Stored data:
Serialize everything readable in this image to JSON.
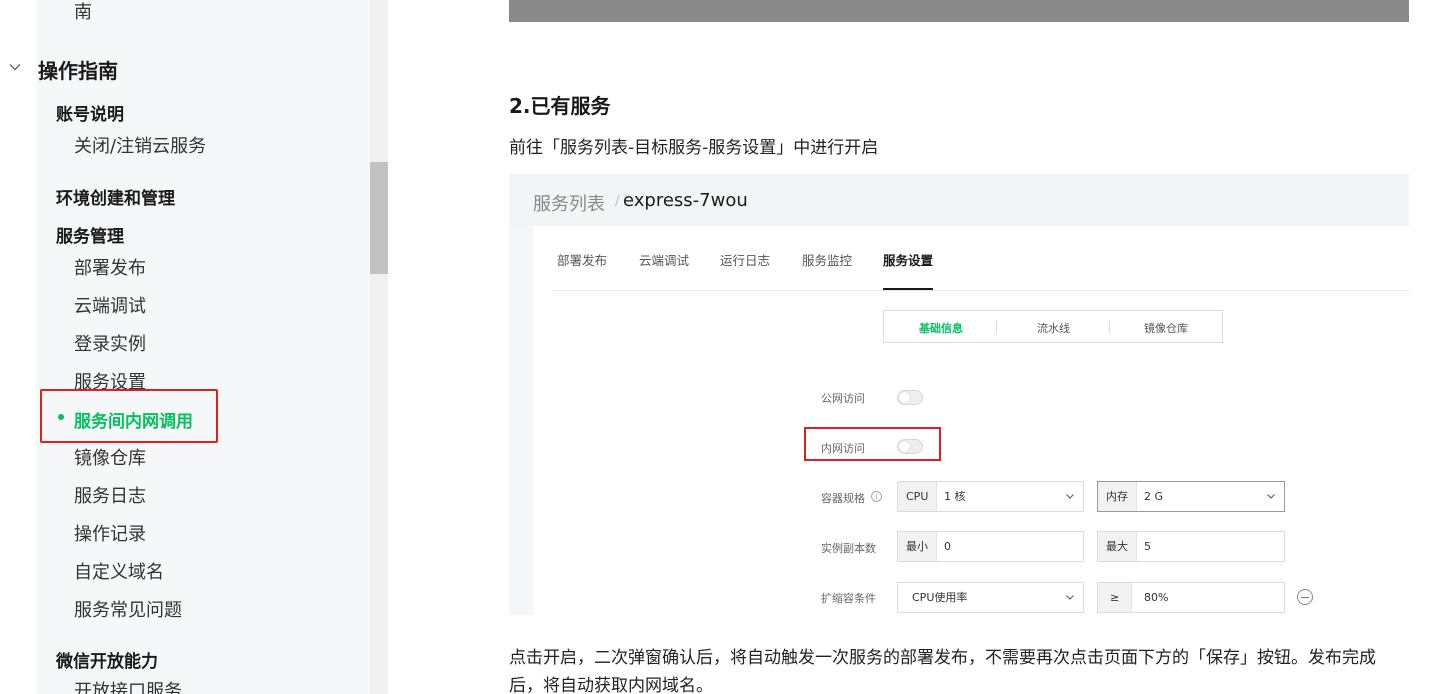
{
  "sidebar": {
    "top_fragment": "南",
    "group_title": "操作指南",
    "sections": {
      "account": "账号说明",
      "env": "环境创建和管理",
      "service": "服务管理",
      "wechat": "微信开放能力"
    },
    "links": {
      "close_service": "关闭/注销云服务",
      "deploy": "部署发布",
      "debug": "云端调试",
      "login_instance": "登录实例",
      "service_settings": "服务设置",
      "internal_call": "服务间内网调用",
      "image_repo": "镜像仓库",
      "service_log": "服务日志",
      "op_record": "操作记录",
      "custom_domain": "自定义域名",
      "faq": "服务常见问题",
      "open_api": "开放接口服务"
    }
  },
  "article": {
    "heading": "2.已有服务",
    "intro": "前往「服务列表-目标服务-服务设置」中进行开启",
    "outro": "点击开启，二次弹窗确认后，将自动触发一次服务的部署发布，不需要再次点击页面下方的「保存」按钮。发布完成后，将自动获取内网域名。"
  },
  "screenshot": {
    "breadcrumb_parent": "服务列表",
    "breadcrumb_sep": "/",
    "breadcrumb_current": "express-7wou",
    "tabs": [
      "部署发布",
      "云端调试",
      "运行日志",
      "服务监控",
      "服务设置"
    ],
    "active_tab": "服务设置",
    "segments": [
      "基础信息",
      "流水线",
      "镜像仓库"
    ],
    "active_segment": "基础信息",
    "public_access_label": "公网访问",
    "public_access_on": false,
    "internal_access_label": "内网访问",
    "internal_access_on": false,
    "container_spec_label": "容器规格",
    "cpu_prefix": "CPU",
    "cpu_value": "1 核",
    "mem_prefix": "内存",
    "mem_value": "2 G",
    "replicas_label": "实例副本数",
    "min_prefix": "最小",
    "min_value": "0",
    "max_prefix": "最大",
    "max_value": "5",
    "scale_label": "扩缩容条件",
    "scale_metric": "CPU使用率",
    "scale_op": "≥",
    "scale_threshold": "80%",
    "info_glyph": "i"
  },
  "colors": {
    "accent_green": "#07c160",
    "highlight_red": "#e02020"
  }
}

* * *

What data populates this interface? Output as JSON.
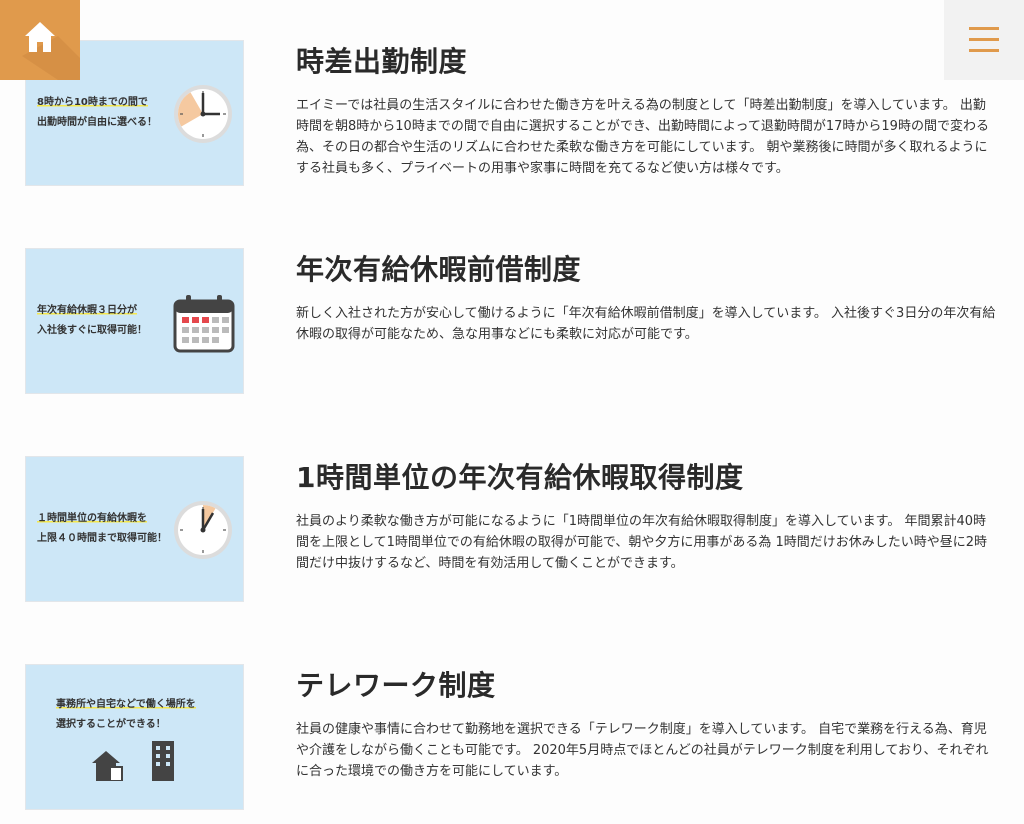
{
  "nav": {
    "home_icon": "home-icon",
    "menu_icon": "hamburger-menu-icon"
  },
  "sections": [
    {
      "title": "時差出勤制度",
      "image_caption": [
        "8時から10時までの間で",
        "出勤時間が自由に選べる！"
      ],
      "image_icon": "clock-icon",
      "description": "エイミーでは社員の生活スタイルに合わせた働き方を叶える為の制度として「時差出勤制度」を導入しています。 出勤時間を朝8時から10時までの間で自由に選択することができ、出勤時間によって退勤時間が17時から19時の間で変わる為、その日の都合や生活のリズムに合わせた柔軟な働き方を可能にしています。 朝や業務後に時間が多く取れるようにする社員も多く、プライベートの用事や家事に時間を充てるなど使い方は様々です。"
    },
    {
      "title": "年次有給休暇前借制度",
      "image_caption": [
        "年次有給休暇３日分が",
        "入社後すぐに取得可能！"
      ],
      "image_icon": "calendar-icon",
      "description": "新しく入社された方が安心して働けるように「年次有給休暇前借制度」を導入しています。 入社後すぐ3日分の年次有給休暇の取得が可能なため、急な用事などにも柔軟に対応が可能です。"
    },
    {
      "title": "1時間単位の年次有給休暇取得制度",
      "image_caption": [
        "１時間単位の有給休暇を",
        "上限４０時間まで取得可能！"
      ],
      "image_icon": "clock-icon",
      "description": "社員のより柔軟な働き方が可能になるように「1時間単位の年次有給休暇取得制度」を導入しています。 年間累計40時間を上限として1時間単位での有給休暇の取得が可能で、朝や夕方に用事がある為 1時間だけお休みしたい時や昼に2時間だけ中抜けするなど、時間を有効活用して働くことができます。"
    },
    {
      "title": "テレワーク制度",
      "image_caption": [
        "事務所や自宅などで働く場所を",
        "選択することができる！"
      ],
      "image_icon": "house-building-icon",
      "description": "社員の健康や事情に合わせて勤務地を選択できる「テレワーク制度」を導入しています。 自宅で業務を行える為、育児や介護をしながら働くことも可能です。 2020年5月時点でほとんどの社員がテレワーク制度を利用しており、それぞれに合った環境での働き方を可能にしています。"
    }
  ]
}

...

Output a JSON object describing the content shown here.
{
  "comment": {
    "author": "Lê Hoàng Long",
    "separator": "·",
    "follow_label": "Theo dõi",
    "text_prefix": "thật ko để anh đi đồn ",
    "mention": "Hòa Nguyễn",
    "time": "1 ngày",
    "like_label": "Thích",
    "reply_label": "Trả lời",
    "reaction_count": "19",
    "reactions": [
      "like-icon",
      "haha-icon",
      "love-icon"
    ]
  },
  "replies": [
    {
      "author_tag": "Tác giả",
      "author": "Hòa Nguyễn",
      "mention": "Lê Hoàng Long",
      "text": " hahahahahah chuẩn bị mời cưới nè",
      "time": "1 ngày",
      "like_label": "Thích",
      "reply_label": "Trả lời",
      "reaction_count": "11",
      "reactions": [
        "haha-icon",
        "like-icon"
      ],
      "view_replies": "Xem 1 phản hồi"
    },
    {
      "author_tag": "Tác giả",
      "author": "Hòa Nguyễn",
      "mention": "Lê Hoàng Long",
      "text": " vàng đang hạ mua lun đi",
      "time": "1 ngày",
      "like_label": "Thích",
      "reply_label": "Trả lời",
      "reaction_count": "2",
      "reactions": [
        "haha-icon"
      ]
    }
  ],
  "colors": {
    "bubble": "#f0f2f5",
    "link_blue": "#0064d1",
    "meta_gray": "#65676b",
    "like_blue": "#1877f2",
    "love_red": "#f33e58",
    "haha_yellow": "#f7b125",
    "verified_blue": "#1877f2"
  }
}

* Work instructions *
Search the data above for the string "false" and copy each line that has it.

* Solved problem *
    "public_access_on": false,
    "internal_access_on": false,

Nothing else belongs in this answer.